━━ DATASET RECORDS ━━

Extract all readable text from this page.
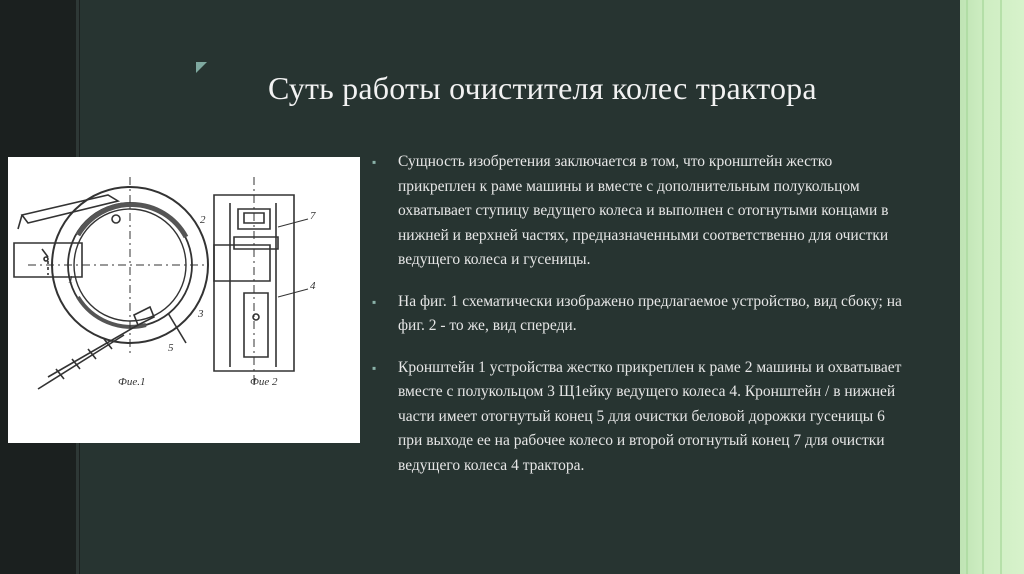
Суть работы очистителя колес трактора
2
1
3
5
7
4
Фие.1	Фие 2
▪ Сущность изобретения заключается в том, что кронштейн жестко прикреплен к раме машины и вместе с дополнительным полукольцом охватывает ступицу ведущего колеса и выполнен с отогнутыми концами в нижней и верхней частях, предназначенными соответственно для очистки ведущего колеса и гусеницы.
▪ На фиг. 1 схематически изображено предлагаемое устройство, вид сбоку; на фиг. 2 - то же, вид спереди.
▪ Кронштейн 1 устройства жестко прикреплен к раме 2 машины и охватывает вместе с полукольцом 3 Щ1ейку ведущего колеса 4. Кронштейн / в нижней части имеет отогнутый конец 5 для очистки беловой дорожки гусеницы 6 при выходе ее на рабочее колесо и второй отогнутый конец 7 для очистки ведущего колеса 4 трактора.
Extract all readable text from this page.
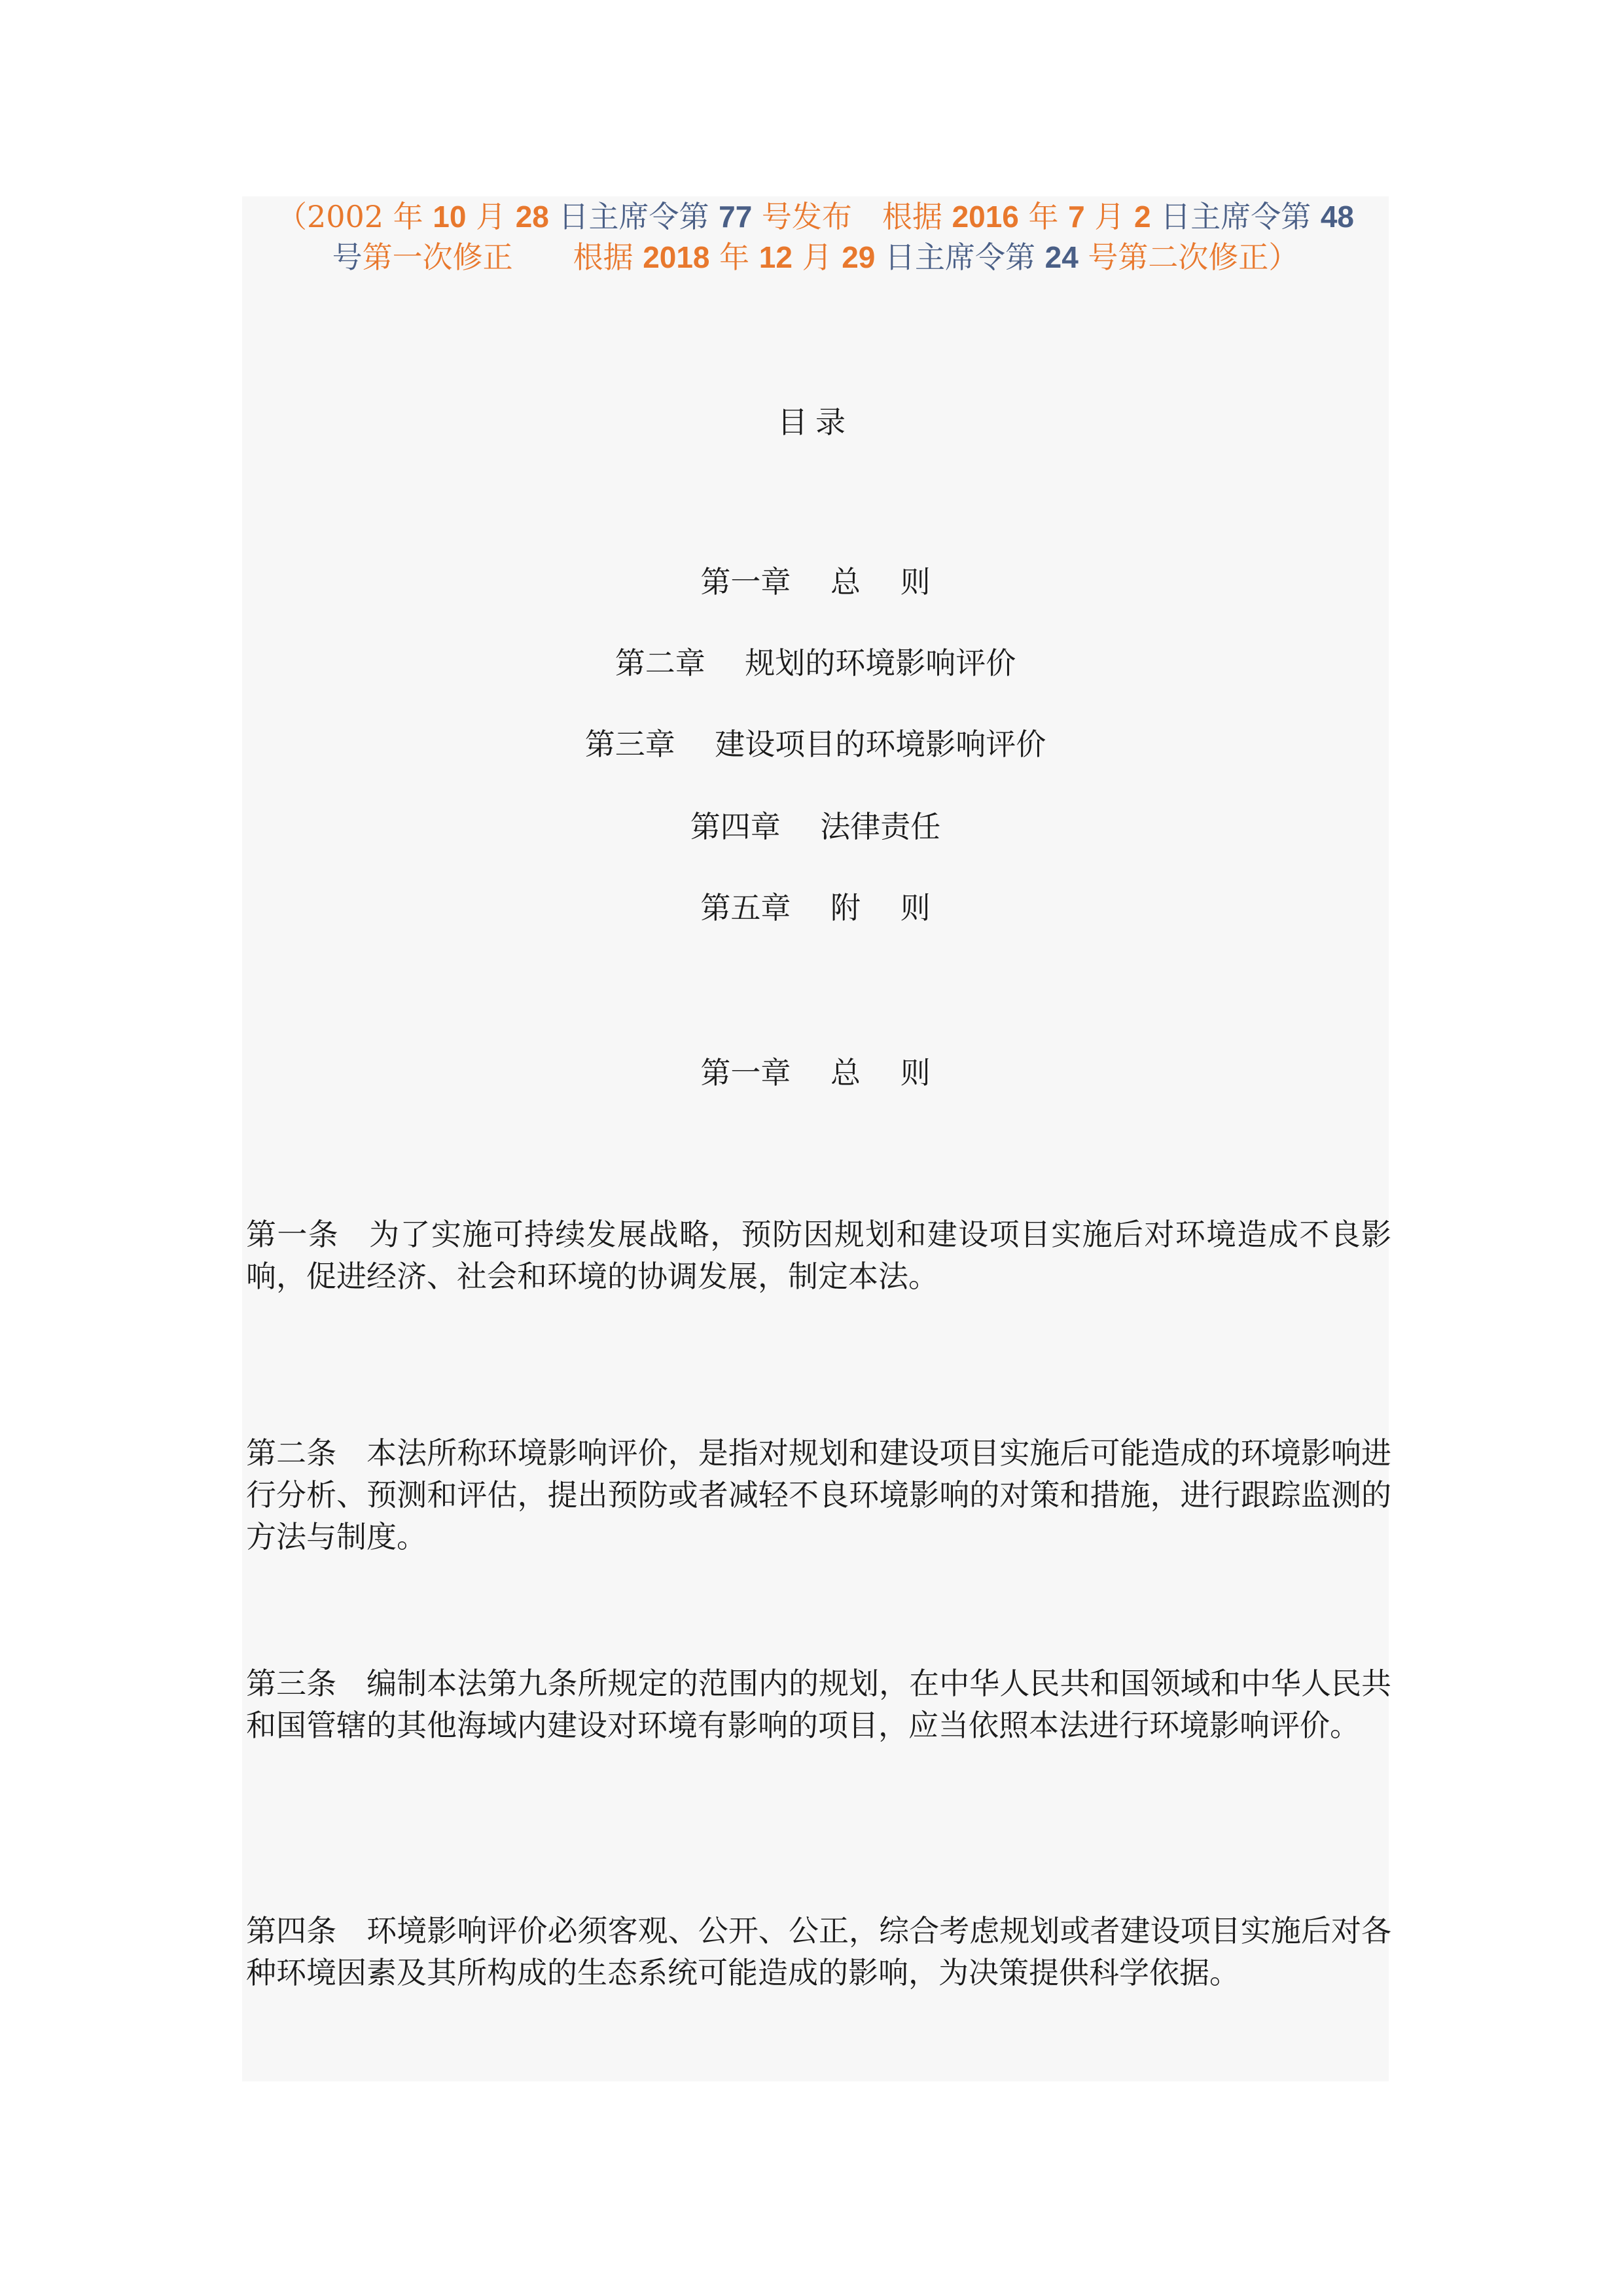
（2002 年 10 月 28 日主席令第 77 号发布　根据 2016 年 7 月 2 日主席令第 48
号第一次修正　　根据 2018 年 12 月 29 日主席令第 24 号第二次修正）
目录
第一章　 总　 则
第二章　 规划的环境影响评价
第三章　 建设项目的环境影响评价
第四章　 法律责任
第五章　 附　 则
第一章　 总　 则
第一条 为了实施可持续发展战略，预防因规划和建设项目实施后对环境造成不良影响，促进经济、社会和环境的协调发展，制定本法。
第二条 本法所称环境影响评价，是指对规划和建设项目实施后可能造成的环境影响进行分析、预测和评估，提出预防或者减轻不良环境影响的对策和措施，进行跟踪监测的方法与制度。
第三条 编制本法第九条所规定的范围内的规划，在中华人民共和国领域和中华人民共和国管辖的其他海域内建设对环境有影响的项目，应当依照本法进行环境影响评价。
第四条 环境影响评价必须客观、公开、公正，综合考虑规划或者建设项目实施后对各种环境因素及其所构成的生态系统可能造成的影响，为决策提供科学依据。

━━━

# [WHAT TO WORK ON]
Each entry should be repeated exactly as it appears; the pictures stay out.

# [FULL RESPONSE]
Extract all readable text from this page.
Суть работы очистителя колес трактора
2
1
3
5
7
4
Фие.1	Фие 2
▪ Сущность изобретения заключается в том, что кронштейн жестко прикреплен к раме машины и вместе с дополнительным полукольцом охватывает ступицу ведущего колеса и выполнен с отогнутыми концами в нижней и верхней частях, предназначенными соответственно для очистки ведущего колеса и гусеницы.
▪ На фиг. 1 схематически изображено предлагаемое устройство, вид сбоку; на фиг. 2 - то же, вид спереди.
▪ Кронштейн 1 устройства жестко прикреплен к раме 2 машины и охватывает вместе с полукольцом 3 Щ1ейку ведущего колеса 4. Кронштейн / в нижней части имеет отогнутый конец 5 для очистки беловой дорожки гусеницы 6 при выходе ее на рабочее колесо и второй отогнутый конец 7 для очистки ведущего колеса 4 трактора.
Extract all readable text from this page.
（2002 年 10 月 28 日主席令第 77 号发布　根据 2016 年 7 月 2 日主席令第 48
号第一次修正　　根据 2018 年 12 月 29 日主席令第 24 号第二次修正）
目录
第一章　 总　 则
第二章　 规划的环境影响评价
第三章　 建设项目的环境影响评价
第四章　 法律责任
第五章　 附　 则
第一章　 总　 则
第一条 为了实施可持续发展战略，预防因规划和建设项目实施后对环境造成不良影响，促进经济、社会和环境的协调发展，制定本法。
第二条 本法所称环境影响评价，是指对规划和建设项目实施后可能造成的环境影响进行分析、预测和评估，提出预防或者减轻不良环境影响的对策和措施，进行跟踪监测的方法与制度。
第三条 编制本法第九条所规定的范围内的规划，在中华人民共和国领域和中华人民共和国管辖的其他海域内建设对环境有影响的项目，应当依照本法进行环境影响评价。
第四条 环境影响评价必须客观、公开、公正，综合考虑规划或者建设项目实施后对各种环境因素及其所构成的生态系统可能造成的影响，为决策提供科学依据。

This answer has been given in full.